Every line below that mentions the word "Office" should be copied out.

**SUPPLIED MATERIAL**:
# # #

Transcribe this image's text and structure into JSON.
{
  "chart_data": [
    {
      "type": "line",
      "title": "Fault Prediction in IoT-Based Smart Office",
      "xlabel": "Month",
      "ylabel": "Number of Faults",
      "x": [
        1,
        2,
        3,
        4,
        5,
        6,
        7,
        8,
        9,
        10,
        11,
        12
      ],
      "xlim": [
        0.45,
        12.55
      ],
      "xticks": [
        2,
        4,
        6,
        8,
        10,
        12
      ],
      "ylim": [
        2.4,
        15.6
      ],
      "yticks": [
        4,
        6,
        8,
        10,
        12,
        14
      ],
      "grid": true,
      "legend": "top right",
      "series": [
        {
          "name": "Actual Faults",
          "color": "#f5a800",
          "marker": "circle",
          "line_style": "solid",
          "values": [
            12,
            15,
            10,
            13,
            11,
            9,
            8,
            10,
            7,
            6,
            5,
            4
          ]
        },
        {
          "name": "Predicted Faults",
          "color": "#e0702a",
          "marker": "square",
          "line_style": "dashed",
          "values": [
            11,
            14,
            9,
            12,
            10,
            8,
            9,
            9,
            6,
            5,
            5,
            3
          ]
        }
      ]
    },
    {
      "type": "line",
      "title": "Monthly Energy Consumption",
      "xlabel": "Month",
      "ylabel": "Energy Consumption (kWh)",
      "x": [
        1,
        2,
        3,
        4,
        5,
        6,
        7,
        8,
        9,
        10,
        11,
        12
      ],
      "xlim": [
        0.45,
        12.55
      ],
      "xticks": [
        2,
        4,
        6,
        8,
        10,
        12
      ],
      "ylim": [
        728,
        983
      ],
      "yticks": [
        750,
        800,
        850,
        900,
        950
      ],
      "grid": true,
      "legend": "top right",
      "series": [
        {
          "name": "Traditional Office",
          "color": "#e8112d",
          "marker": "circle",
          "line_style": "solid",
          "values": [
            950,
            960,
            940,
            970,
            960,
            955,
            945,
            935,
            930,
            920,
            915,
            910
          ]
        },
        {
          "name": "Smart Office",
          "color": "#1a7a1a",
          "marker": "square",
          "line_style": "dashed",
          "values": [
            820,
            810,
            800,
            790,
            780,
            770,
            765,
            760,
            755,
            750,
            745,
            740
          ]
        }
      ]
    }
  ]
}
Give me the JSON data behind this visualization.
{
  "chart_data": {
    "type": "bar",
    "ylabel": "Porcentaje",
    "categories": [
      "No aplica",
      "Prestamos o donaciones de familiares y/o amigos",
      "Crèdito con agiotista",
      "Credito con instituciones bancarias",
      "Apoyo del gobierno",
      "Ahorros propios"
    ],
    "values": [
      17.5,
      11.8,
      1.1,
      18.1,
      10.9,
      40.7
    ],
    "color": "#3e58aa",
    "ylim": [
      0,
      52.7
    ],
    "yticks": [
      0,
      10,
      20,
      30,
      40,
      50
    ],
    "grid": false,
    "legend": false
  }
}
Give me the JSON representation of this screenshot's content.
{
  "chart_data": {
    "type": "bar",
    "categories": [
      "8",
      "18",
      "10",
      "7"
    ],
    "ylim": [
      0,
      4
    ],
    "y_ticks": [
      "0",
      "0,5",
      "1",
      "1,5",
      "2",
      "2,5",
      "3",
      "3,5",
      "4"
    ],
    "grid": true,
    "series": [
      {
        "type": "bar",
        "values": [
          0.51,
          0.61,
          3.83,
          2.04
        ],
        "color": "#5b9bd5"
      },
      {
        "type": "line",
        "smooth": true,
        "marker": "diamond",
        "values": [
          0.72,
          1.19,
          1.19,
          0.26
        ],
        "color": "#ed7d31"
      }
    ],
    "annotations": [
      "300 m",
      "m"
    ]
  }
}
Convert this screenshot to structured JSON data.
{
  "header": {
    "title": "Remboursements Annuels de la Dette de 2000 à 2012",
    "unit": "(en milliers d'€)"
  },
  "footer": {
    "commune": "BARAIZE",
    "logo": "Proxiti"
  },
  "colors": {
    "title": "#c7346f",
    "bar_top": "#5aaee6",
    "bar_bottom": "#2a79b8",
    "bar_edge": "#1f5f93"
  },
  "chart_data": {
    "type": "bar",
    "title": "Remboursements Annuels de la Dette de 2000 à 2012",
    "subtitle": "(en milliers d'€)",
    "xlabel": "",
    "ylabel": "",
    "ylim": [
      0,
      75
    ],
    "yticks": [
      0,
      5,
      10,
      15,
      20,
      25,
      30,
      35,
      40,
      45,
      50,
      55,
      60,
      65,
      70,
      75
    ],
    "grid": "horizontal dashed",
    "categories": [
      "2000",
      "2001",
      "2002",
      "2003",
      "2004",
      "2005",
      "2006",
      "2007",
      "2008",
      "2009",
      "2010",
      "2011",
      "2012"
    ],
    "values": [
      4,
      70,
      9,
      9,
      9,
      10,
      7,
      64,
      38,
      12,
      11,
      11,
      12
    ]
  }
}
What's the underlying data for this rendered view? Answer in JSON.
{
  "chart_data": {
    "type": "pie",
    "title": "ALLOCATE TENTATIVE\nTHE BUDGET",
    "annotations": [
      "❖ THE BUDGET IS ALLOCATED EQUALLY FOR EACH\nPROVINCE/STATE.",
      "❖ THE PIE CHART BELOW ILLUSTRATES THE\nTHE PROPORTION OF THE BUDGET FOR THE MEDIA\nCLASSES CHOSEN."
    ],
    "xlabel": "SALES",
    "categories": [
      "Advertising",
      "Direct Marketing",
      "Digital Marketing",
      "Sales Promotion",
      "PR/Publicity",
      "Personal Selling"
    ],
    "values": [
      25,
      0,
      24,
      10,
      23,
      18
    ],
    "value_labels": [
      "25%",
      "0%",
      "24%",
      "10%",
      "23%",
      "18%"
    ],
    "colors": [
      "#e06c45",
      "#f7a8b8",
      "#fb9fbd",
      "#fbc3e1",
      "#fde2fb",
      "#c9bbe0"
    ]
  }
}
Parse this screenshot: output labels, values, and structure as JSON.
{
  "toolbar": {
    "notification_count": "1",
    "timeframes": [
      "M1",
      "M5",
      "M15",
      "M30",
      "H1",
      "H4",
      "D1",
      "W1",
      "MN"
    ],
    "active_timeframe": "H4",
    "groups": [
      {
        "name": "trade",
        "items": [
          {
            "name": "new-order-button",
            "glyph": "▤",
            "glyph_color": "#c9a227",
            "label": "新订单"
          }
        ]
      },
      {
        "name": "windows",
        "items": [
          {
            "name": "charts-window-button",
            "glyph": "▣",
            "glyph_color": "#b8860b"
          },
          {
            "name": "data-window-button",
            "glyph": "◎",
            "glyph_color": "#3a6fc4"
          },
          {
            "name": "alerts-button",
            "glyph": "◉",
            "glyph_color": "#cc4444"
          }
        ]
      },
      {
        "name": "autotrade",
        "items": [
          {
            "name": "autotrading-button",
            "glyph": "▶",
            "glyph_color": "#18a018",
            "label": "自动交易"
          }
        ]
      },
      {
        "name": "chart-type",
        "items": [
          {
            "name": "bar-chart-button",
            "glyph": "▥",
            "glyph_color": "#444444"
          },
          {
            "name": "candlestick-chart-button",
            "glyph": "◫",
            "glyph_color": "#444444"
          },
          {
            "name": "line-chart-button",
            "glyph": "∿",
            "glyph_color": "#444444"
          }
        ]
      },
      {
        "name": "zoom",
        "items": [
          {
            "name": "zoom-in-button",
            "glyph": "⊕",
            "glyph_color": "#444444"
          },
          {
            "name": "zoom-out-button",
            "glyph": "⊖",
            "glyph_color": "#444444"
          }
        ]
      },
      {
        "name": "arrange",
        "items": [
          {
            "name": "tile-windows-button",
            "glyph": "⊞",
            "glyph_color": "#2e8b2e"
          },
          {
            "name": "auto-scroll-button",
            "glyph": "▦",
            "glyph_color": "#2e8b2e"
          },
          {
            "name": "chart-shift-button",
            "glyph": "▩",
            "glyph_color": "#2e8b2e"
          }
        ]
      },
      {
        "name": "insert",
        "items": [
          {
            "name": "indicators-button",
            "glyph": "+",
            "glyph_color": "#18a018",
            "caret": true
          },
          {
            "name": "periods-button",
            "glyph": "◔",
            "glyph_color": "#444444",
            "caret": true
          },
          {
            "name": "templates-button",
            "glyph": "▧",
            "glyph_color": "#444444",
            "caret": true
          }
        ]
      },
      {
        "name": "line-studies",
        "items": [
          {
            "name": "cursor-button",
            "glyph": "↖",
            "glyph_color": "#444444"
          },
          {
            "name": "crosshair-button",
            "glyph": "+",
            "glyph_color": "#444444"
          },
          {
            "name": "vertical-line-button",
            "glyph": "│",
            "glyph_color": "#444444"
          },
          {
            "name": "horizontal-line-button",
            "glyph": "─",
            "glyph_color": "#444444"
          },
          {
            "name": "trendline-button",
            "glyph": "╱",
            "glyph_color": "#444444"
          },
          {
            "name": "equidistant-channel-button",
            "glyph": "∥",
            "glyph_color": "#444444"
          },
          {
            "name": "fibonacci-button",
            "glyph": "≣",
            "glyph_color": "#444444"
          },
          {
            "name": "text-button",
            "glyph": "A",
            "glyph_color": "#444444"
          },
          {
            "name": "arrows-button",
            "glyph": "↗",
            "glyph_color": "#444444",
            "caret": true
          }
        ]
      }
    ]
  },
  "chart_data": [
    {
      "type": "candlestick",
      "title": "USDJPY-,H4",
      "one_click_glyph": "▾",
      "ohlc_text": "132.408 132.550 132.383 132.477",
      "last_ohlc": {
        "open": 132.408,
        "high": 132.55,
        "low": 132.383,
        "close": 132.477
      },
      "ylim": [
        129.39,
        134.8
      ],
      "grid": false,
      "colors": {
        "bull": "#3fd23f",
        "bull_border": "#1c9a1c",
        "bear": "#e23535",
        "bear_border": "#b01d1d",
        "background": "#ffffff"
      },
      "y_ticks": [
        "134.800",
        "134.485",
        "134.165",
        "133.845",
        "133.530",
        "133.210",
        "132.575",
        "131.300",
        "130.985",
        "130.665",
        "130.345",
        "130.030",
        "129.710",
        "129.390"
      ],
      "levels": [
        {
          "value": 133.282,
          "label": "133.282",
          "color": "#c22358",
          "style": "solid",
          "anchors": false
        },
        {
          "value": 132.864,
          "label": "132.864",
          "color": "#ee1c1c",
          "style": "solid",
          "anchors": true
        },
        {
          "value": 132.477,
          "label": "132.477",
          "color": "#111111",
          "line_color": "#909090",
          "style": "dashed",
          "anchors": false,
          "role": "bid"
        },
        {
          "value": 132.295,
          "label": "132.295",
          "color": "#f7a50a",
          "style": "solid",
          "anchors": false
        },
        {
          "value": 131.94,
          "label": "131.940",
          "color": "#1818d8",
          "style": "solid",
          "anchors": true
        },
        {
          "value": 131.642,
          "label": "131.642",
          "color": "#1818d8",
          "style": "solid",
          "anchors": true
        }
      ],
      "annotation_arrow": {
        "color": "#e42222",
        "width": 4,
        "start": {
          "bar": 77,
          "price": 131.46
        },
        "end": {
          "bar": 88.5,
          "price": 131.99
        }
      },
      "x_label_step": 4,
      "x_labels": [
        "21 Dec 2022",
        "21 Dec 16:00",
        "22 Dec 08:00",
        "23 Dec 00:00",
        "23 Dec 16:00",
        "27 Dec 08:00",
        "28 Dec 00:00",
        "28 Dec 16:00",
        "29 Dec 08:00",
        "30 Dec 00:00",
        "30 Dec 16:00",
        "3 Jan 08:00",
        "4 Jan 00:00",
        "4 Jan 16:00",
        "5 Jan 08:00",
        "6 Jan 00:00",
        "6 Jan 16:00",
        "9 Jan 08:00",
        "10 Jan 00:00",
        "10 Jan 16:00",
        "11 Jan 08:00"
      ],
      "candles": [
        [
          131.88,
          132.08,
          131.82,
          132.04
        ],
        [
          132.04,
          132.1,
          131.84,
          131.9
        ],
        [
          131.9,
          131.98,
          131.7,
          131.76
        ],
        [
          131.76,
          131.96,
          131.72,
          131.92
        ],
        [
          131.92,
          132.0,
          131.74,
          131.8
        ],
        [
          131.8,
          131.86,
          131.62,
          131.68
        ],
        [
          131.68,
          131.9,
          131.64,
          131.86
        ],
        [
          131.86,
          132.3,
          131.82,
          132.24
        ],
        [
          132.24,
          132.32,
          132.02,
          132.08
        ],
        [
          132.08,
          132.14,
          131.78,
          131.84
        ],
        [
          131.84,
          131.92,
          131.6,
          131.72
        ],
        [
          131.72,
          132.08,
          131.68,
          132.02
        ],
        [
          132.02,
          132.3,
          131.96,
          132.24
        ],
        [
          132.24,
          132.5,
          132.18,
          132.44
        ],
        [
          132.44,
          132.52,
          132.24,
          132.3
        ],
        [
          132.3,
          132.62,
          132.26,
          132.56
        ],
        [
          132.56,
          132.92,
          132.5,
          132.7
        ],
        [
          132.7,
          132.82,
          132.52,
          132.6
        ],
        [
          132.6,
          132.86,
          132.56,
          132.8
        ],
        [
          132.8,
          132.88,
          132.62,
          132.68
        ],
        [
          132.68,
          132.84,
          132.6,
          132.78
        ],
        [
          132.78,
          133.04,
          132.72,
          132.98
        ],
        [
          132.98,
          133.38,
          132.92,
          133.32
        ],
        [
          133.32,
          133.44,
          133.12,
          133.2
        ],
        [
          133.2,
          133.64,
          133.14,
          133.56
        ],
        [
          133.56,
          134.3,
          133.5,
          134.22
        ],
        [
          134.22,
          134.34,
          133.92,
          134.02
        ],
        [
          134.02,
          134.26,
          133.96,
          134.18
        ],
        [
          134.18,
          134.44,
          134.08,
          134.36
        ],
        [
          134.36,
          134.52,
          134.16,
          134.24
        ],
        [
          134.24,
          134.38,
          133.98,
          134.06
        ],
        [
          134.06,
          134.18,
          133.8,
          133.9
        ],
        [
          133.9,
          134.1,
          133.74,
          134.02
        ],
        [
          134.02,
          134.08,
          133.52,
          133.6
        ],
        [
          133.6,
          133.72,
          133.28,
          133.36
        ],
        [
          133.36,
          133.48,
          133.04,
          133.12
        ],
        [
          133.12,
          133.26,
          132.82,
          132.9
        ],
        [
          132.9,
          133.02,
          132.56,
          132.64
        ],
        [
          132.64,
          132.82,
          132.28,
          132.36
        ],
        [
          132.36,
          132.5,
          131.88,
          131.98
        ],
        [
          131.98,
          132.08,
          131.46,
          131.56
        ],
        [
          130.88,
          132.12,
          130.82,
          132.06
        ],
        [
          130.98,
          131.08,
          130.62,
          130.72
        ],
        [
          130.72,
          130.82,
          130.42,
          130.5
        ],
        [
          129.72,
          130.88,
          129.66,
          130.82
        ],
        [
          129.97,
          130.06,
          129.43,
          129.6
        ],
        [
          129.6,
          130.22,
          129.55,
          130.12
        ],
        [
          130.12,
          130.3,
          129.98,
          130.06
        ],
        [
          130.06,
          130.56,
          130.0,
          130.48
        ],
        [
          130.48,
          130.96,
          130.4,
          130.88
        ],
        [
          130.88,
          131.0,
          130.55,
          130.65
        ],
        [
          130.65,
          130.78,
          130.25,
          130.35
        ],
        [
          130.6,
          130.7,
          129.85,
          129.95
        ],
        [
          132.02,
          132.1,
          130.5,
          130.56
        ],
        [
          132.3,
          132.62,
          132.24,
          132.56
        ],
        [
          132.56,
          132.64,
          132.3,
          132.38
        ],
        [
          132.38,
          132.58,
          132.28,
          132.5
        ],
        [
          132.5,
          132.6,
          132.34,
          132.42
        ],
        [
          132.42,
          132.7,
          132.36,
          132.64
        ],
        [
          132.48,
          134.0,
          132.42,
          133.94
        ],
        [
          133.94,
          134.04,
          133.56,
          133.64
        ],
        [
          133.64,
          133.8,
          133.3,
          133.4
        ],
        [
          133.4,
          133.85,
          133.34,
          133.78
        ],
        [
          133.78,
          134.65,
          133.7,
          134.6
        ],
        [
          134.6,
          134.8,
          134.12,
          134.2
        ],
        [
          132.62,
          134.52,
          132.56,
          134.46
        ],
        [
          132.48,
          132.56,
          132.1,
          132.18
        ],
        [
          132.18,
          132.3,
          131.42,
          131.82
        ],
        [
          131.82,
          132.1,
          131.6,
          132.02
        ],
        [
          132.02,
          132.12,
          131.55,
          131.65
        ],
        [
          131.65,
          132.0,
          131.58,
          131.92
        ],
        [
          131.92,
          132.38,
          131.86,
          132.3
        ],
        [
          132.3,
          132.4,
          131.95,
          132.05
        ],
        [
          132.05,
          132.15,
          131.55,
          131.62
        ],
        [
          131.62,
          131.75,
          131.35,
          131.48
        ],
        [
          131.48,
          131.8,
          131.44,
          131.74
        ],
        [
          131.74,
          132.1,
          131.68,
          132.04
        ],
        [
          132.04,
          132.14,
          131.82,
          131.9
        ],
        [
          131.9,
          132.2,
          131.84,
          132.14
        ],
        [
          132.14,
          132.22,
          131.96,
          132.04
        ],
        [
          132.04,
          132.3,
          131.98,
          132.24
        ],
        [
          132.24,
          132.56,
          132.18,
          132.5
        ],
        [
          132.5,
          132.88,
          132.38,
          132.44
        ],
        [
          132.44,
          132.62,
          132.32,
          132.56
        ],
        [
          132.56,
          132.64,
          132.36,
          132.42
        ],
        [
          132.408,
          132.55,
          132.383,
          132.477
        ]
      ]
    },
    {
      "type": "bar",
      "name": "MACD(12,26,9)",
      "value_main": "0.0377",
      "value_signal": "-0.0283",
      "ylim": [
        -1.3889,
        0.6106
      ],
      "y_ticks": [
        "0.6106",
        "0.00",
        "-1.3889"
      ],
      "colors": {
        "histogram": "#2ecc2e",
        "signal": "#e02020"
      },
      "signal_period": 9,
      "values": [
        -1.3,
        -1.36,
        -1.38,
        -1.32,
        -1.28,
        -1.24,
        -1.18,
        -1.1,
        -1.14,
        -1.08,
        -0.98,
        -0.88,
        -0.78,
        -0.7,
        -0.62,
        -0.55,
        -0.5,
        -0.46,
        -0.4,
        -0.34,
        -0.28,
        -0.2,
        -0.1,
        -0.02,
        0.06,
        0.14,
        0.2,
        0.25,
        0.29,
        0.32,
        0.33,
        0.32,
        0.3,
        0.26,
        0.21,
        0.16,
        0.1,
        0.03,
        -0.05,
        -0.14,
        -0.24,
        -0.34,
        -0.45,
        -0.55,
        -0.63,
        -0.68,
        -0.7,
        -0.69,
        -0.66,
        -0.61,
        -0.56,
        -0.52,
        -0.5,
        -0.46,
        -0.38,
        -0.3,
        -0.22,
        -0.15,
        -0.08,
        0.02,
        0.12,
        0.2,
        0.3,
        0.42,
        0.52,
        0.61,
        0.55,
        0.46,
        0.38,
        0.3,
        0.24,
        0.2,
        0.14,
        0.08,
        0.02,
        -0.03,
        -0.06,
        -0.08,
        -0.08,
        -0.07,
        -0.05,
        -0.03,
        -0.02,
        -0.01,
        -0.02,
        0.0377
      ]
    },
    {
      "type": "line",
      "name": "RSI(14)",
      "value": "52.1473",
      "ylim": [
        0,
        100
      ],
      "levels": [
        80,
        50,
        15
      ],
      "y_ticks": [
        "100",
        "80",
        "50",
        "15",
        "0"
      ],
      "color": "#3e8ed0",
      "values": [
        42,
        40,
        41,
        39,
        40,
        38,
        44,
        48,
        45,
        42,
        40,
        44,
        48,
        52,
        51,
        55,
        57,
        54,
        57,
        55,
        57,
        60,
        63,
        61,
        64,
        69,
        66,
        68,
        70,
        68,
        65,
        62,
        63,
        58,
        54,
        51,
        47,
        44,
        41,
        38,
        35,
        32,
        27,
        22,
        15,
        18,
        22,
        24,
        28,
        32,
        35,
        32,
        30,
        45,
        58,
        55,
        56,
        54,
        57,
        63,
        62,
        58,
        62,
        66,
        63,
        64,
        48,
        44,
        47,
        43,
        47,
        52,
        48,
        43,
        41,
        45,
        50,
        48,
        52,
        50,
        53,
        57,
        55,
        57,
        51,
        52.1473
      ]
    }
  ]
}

# # #

**RESULT OF THIS EXERCISE**:
      "title": "Fault Prediction in IoT-Based Smart Office",
          "name": "Traditional Office",
          "name": "Smart Office",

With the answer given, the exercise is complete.